# [GIVEN INFORMATION]
•••••

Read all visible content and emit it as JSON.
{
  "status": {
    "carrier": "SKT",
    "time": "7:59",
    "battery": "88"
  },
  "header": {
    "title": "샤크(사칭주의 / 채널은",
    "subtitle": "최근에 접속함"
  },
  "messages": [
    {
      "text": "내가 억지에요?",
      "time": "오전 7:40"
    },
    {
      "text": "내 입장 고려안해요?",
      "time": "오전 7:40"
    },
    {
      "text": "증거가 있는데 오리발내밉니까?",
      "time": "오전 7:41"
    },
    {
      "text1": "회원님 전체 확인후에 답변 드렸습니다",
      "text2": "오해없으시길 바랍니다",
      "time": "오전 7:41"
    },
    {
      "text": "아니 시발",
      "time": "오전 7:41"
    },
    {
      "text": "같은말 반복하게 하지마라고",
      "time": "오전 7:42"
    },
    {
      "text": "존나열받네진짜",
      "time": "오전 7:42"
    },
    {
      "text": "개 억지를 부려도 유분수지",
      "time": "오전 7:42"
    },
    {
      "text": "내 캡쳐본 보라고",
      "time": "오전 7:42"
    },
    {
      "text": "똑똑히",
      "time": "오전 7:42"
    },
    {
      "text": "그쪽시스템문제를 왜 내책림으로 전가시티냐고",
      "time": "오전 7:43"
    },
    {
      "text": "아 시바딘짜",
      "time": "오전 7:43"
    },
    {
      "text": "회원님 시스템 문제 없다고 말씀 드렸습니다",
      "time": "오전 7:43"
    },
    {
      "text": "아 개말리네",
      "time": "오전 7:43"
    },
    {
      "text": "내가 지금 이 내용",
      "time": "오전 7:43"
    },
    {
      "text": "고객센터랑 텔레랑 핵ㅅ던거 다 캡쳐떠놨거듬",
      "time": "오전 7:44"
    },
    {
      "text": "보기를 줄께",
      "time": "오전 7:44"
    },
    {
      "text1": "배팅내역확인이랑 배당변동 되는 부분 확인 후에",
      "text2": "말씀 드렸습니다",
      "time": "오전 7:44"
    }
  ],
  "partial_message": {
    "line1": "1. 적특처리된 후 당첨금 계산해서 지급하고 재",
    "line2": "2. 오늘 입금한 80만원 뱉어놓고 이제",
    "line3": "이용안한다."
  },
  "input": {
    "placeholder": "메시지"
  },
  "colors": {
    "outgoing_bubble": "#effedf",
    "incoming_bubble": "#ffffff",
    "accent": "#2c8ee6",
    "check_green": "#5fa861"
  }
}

•••••

# [WHAT YOU SHOULD DO]
Copy each line that holds the word "드렸습니다".

# [FULL ANSWER]
      "text1": "회원님 전체 확인후에 답변 드렸습니다",
      "text": "회원님 시스템 문제 없다고 말씀 드렸습니다",
      "text2": "말씀 드렸습니다",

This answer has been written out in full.